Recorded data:
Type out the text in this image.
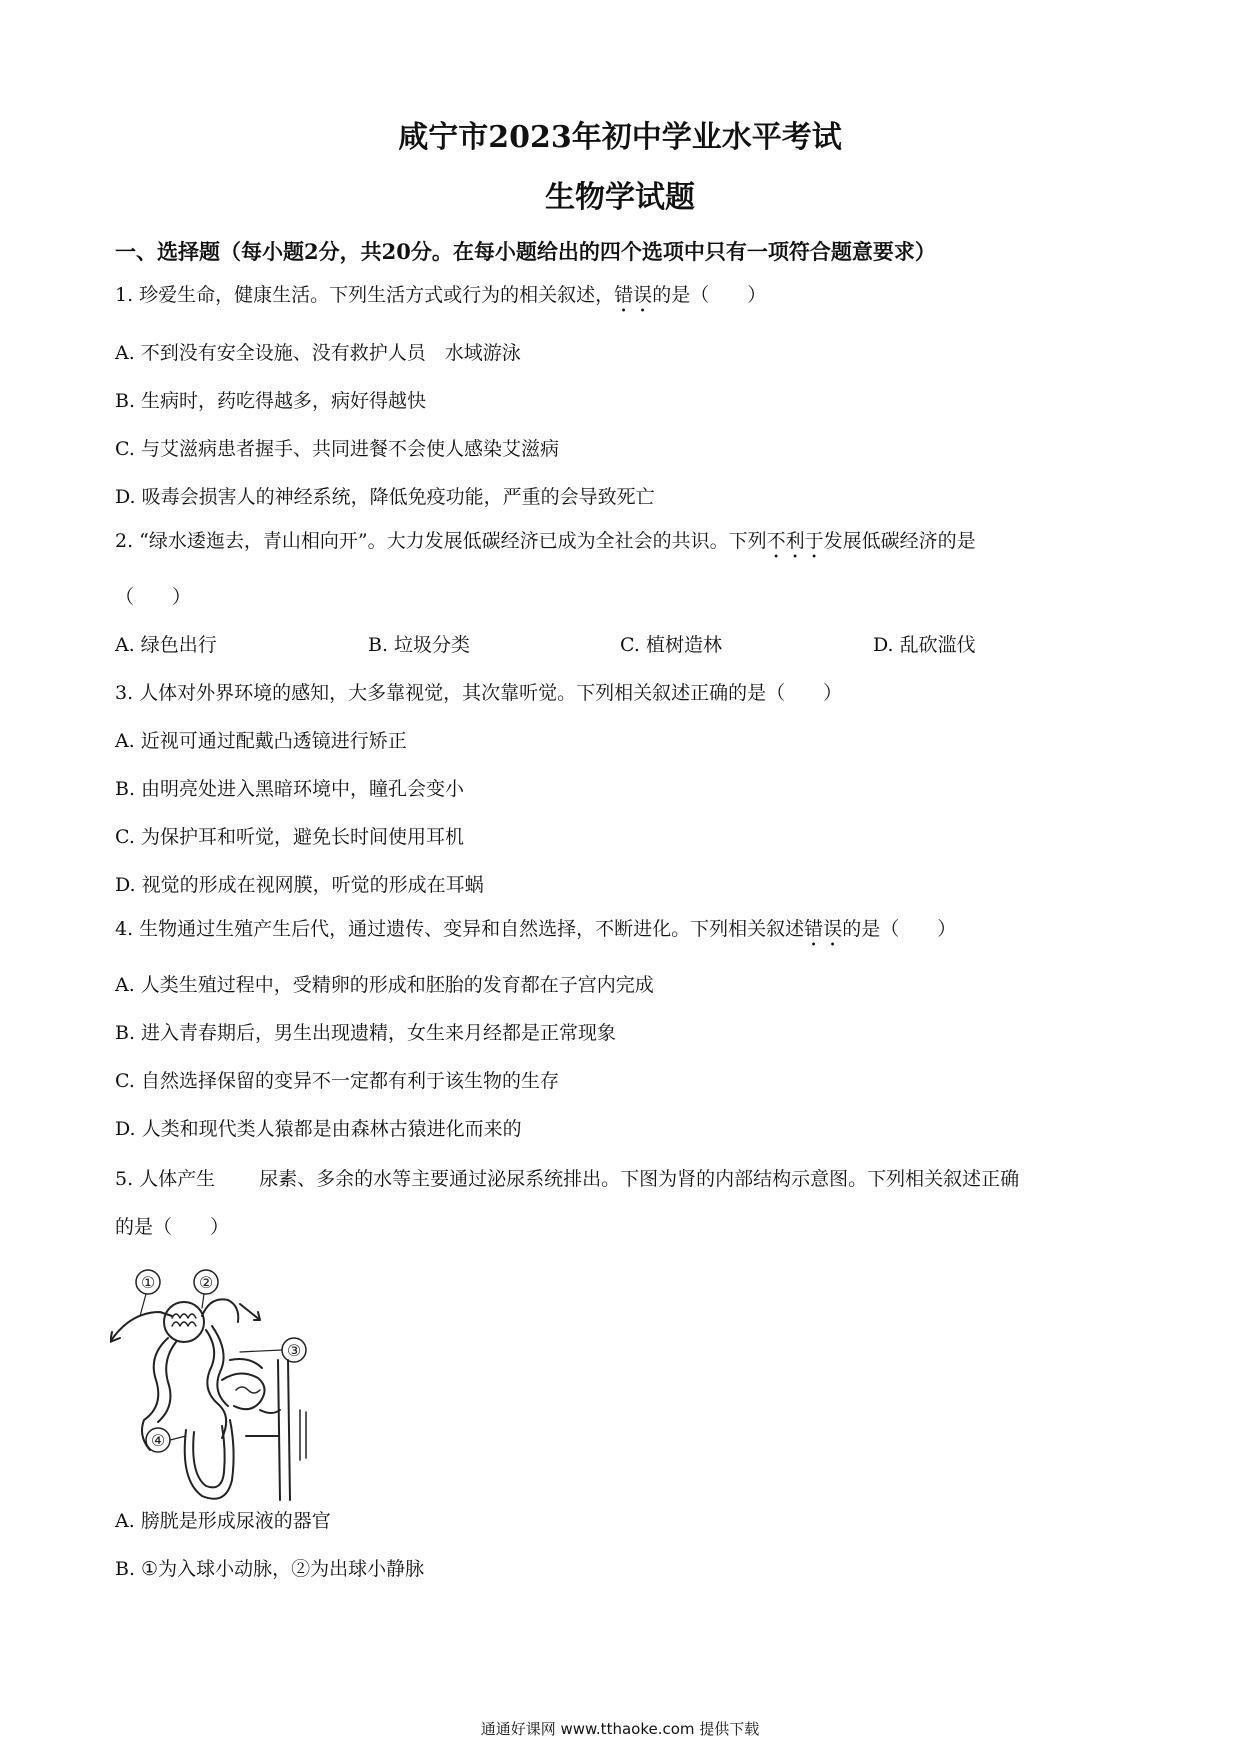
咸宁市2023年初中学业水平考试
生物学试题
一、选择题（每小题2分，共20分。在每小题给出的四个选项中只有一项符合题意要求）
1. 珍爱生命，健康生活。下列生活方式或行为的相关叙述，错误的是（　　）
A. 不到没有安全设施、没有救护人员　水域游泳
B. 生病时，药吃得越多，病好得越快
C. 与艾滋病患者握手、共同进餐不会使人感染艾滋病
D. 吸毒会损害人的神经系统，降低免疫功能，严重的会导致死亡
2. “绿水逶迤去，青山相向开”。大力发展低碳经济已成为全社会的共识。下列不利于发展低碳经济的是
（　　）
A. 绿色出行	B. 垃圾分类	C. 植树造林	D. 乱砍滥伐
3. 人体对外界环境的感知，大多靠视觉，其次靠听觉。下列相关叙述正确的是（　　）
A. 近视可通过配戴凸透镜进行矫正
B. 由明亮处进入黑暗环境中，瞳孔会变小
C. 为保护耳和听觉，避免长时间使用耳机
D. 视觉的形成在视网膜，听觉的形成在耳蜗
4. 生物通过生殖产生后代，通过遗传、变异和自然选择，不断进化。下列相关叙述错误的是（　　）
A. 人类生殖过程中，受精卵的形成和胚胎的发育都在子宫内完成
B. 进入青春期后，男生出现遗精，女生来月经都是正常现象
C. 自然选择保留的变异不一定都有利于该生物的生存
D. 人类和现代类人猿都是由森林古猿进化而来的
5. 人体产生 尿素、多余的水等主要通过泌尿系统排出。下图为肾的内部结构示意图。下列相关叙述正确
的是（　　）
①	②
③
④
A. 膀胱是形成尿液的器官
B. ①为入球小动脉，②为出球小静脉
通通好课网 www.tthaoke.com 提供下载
---
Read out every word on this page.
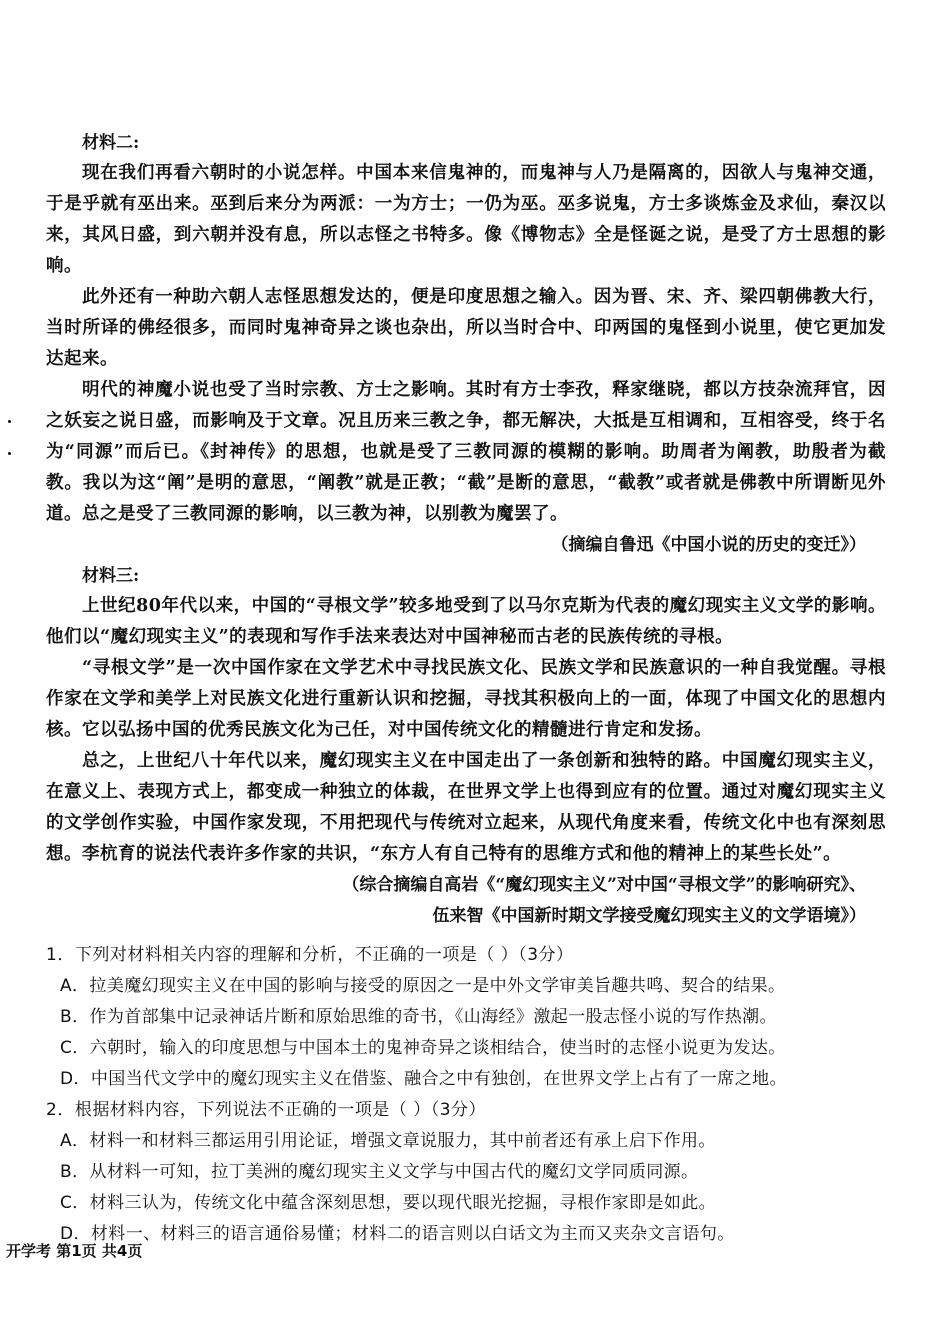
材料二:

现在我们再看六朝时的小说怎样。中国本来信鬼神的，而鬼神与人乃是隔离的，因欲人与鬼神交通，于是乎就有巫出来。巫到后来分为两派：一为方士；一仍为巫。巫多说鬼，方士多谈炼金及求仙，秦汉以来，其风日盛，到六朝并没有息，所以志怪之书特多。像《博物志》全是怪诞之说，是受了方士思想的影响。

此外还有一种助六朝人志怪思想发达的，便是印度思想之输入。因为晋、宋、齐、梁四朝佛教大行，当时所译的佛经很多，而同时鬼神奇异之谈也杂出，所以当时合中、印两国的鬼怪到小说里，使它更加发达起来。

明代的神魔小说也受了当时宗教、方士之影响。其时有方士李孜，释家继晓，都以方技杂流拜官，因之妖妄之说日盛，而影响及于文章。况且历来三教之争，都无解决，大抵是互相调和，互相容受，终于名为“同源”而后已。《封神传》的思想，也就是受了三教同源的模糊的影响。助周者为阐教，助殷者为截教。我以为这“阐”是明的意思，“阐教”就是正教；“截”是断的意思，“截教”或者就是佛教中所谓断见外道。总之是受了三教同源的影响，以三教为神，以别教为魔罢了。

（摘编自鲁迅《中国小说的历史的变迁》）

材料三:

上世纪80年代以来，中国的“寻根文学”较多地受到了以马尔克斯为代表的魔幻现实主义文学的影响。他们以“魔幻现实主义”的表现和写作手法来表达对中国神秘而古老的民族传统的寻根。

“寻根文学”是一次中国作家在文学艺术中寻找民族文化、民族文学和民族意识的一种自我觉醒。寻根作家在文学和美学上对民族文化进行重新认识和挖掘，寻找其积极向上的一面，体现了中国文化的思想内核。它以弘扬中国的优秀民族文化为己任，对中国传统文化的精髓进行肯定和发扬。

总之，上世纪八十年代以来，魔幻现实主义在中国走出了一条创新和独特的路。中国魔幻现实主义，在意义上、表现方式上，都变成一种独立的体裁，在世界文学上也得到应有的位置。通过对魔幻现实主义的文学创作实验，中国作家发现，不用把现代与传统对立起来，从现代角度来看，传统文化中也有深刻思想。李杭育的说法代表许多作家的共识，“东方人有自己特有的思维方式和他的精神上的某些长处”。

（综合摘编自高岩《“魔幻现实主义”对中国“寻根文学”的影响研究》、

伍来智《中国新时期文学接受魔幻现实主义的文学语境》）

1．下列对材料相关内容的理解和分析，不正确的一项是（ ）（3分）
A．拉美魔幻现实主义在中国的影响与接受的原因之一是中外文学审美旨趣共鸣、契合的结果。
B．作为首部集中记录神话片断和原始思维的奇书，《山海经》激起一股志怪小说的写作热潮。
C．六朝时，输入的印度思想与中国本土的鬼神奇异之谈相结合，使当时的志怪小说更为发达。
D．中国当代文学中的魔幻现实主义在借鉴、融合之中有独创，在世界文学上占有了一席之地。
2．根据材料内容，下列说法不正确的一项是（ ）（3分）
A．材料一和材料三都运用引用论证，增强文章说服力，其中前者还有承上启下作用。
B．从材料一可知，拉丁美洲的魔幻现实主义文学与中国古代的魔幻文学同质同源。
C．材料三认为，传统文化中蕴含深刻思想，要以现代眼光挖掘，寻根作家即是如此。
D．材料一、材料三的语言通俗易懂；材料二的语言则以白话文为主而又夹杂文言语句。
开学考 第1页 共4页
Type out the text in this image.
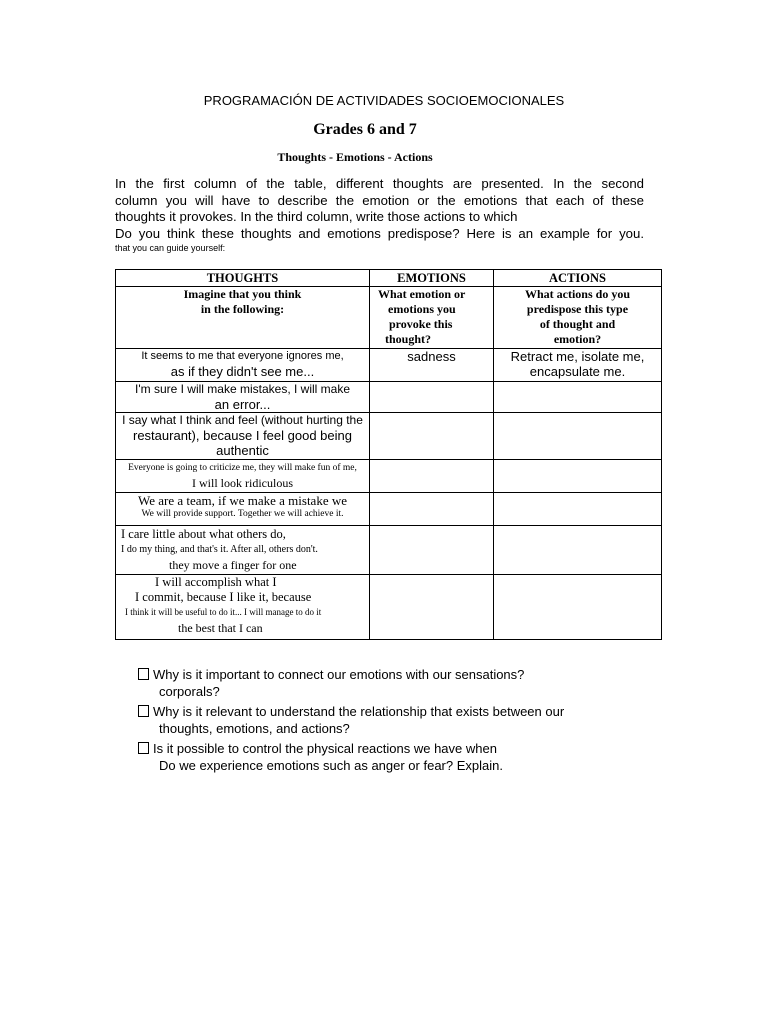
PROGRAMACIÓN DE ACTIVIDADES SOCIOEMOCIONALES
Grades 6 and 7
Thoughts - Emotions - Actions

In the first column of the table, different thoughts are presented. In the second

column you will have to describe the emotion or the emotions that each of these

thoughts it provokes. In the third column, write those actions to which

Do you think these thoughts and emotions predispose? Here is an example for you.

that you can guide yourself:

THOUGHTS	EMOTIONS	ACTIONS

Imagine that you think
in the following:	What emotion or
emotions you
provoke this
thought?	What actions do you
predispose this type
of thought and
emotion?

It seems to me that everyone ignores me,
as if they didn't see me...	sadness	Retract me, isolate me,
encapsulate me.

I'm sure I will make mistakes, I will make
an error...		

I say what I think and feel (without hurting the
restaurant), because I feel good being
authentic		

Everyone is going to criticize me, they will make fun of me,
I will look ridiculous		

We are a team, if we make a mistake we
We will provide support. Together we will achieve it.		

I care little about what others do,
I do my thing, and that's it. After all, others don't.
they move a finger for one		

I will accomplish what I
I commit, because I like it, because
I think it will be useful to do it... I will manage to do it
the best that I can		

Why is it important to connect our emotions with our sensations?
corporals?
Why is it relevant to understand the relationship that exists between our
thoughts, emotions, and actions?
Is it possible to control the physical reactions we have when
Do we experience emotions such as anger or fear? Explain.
* * *
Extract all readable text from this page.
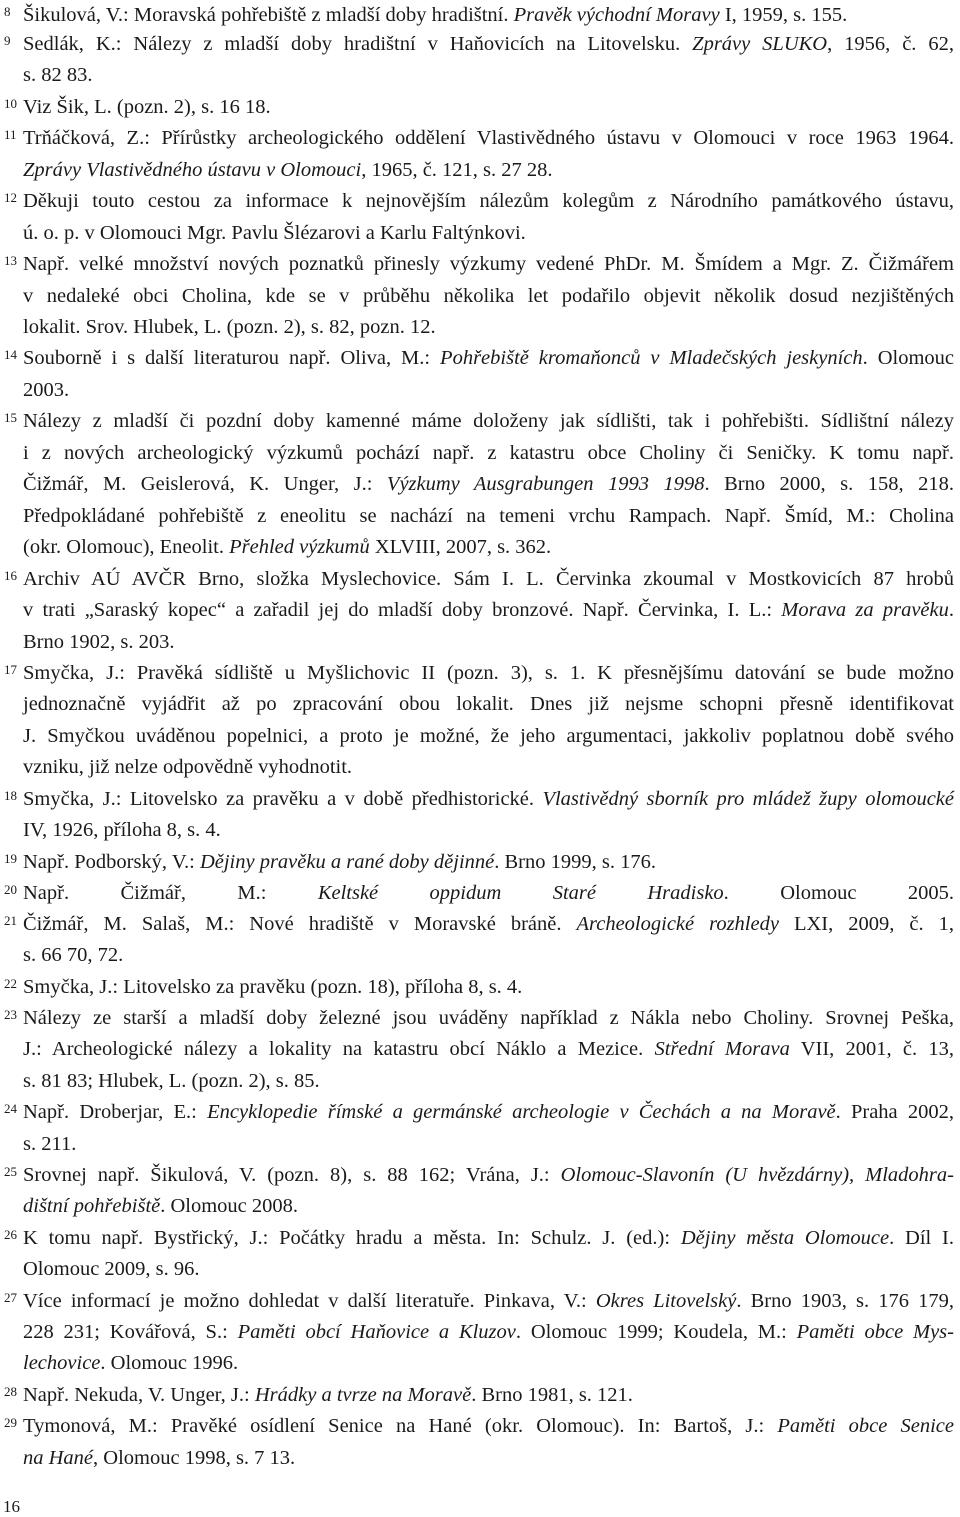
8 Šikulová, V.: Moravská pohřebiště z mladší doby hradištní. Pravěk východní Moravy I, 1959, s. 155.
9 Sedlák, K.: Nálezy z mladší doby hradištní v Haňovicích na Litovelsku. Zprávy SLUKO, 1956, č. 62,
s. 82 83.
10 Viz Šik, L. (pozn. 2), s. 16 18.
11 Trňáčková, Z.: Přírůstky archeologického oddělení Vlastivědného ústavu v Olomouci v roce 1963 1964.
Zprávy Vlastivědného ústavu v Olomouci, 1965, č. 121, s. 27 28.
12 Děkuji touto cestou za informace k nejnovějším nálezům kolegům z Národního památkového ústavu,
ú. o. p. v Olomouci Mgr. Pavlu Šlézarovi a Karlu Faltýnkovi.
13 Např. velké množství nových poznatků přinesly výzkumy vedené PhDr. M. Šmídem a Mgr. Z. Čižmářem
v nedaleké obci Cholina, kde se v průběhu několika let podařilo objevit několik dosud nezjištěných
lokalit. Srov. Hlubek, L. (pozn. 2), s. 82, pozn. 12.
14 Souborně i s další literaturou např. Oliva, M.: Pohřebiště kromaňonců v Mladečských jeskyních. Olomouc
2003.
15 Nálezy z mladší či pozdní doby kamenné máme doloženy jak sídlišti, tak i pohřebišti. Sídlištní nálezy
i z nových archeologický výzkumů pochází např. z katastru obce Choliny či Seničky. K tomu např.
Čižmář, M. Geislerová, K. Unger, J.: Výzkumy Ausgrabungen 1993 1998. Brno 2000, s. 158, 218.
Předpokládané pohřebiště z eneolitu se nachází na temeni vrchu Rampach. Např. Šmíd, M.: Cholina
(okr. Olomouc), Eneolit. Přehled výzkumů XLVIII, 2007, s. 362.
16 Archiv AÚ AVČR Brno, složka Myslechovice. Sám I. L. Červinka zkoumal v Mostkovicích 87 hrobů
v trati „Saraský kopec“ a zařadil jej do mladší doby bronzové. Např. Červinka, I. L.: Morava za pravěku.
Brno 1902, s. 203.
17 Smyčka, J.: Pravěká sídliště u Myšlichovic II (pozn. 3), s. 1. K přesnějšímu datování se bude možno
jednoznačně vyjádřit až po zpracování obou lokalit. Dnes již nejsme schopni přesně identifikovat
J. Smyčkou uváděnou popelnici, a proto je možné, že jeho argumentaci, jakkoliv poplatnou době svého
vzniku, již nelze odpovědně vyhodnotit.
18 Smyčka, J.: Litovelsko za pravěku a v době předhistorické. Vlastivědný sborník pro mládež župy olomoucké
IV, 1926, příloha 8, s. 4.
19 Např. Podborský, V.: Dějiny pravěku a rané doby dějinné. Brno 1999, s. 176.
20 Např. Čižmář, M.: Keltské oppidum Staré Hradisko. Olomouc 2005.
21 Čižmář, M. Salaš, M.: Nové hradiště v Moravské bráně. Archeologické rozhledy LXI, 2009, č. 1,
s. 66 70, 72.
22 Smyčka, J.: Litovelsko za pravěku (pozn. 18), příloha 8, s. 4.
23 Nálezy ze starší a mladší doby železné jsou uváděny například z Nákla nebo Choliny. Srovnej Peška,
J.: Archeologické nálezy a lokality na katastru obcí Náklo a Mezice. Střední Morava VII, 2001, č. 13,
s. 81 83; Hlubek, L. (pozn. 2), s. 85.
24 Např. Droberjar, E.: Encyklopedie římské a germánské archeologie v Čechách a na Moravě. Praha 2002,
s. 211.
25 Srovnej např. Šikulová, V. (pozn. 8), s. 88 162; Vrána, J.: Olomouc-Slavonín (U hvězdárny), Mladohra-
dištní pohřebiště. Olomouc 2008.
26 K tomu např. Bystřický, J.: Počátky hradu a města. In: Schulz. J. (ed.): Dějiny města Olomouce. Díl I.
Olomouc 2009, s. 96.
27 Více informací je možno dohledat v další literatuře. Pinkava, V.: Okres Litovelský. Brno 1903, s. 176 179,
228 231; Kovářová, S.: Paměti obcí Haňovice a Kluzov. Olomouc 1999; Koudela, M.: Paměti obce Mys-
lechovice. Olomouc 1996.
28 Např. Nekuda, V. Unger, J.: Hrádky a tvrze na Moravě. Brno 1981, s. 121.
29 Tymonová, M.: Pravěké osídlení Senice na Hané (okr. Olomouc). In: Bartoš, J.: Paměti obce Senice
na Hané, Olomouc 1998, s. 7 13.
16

▸ **Problem to solve**:
Locate all lines holding the word "that", then copy them out.

▸ **Worked answer**:
column you will have to describe the emotion or the emotions that each of these
that you can guide yourself:
Imagine that you think
It seems to me that everyone ignores me,
I do my thing, and that's it. After all, others don't.
the best that I can		
Why is it relevant to understand the relationship that exists between our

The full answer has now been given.